___ Given records ___

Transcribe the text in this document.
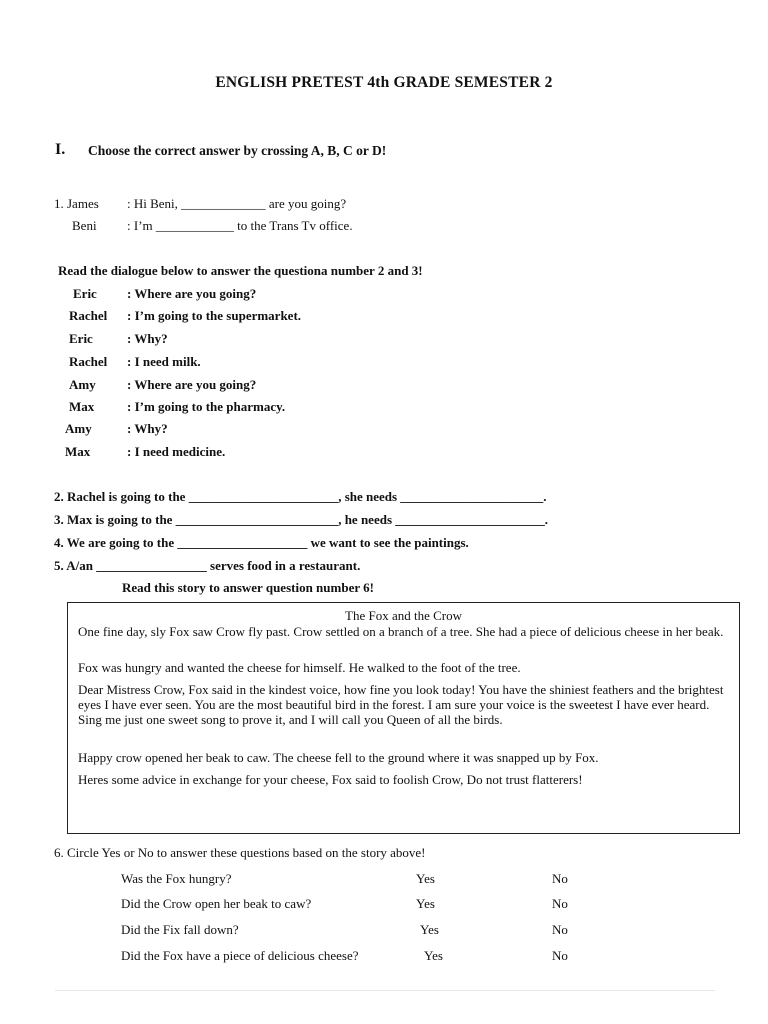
ENGLISH PRETEST 4th GRADE SEMESTER 2
I. Choose the correct answer by crossing A, B, C or D!
1. James : Hi Beni, _____________ are you going?
Beni : I’m ____________ to the Trans Tv office.
Read the dialogue below to answer the questiona number 2 and 3!
Eric : Where are you going?
Rachel : I’m going to the supermarket.
Eric	: Why?
Rachel : I need milk.
Amy : Where are you going?
Max	: I’m going to the pharmacy.
Amy	: Why?
Max	: I need medicine.
2. Rachel is going to the _______________________, she needs ______________________.
3. Max is going to the _________________________, he needs _______________________.
4. We are going to the ____________________ we want to see the paintings.
5. A/an _________________ serves food in a restaurant.
Read this story to answer question number 6!
The Fox and the Crow
One fine day, sly Fox saw Crow fly past. Crow settled on a branch of a tree. She had a piece of delicious cheese in her beak.
Fox was hungry and wanted the cheese for himself. He walked to the foot of the tree.
Dear Mistress Crow, Fox said in the kindest voice, how fine you look today! You have the shiniest feathers and the brightest eyes I have ever seen. You are the most beautiful bird in the forest. I am sure your voice is the sweetest I have ever heard. Sing me just one sweet song to prove it, and I will call you Queen of all the birds.
Happy crow opened her beak to caw. The cheese fell to the ground where it was snapped up by Fox.
Heres some advice in exchange for your cheese, Fox said to foolish Crow, Do not trust flatterers!
6. Circle Yes or No to answer these questions based on the story above!
Was the Fox hungry?	Yes	No
Did the Crow open her beak to caw?	Yes	No
Did the Fix fall down?	Yes	No
Did the Fox have a piece of delicious cheese?	Yes	No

___

From start to finish, output the listing exactly, but omit its pictures.

* [Written response]
Transcribe the text in this document.
ENGLISH PRETEST 4th GRADE SEMESTER 2
I. Choose the correct answer by crossing A, B, C or D!
1. James : Hi Beni, _____________ are you going?
Beni : I’m ____________ to the Trans Tv office.
Read the dialogue below to answer the questiona number 2 and 3!
Eric : Where are you going?
Rachel : I’m going to the supermarket.
Eric	: Why?
Rachel : I need milk.
Amy : Where are you going?
Max	: I’m going to the pharmacy.
Amy	: Why?
Max	: I need medicine.
2. Rachel is going to the _______________________, she needs ______________________.
3. Max is going to the _________________________, he needs _______________________.
4. We are going to the ____________________ we want to see the paintings.
5. A/an _________________ serves food in a restaurant.
Read this story to answer question number 6!
The Fox and the Crow
One fine day, sly Fox saw Crow fly past. Crow settled on a branch of a tree. She had a piece of delicious cheese in her beak.
Fox was hungry and wanted the cheese for himself. He walked to the foot of the tree.
Dear Mistress Crow, Fox said in the kindest voice, how fine you look today! You have the shiniest feathers and the brightest eyes I have ever seen. You are the most beautiful bird in the forest. I am sure your voice is the sweetest I have ever heard. Sing me just one sweet song to prove it, and I will call you Queen of all the birds.
Happy crow opened her beak to caw. The cheese fell to the ground where it was snapped up by Fox.
Heres some advice in exchange for your cheese, Fox said to foolish Crow, Do not trust flatterers!
6. Circle Yes or No to answer these questions based on the story above!
Was the Fox hungry?	Yes	No
Did the Crow open her beak to caw?	Yes	No
Did the Fix fall down?	Yes	No
Did the Fox have a piece of delicious cheese?	Yes	No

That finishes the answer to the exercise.